**Task goal**
Identify and pull out each line of the entries in which "icon" occurs.

[Stored entries]
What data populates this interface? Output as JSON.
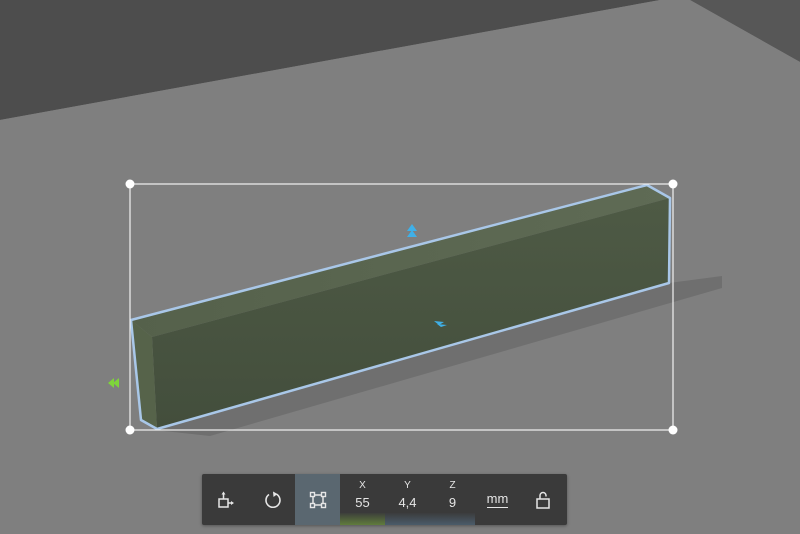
{
  "scene": {
    "colors": {
      "floor": "#7f7f7f",
      "background_dark": "#4d4d4d",
      "object_top": "#59654f",
      "object_front": "#4a5642",
      "object_end": "#56634a",
      "selection_outline": "#a9c7e8",
      "bounding_box": "#ffffff",
      "handle_blue": "#3fb0e8",
      "handle_green": "#7ed43a"
    },
    "selected_object": "box"
  },
  "toolbar": {
    "tools": [
      {
        "name": "move-tool",
        "icon": "move-icon"
      },
      {
        "name": "rotate-tool",
        "icon": "rotate-icon"
      },
      {
        "name": "scale-tool",
        "icon": "scale-icon",
        "active": true
      }
    ],
    "dimensions": [
      {
        "axis": "X",
        "value": "55",
        "bar_color": "#607c3c"
      },
      {
        "axis": "Y",
        "value": "4,4",
        "bar_color": "#4b5c6a"
      },
      {
        "axis": "Z",
        "value": "9",
        "bar_color": "#4b5c6a"
      }
    ],
    "unit": "mm",
    "lock_icon": "unlock-icon"
  }
}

**Result of this exercise**
        "icon": "move-icon"
        "icon": "rotate-icon"
        "icon": "scale-icon",
    "lock_icon": "unlock-icon"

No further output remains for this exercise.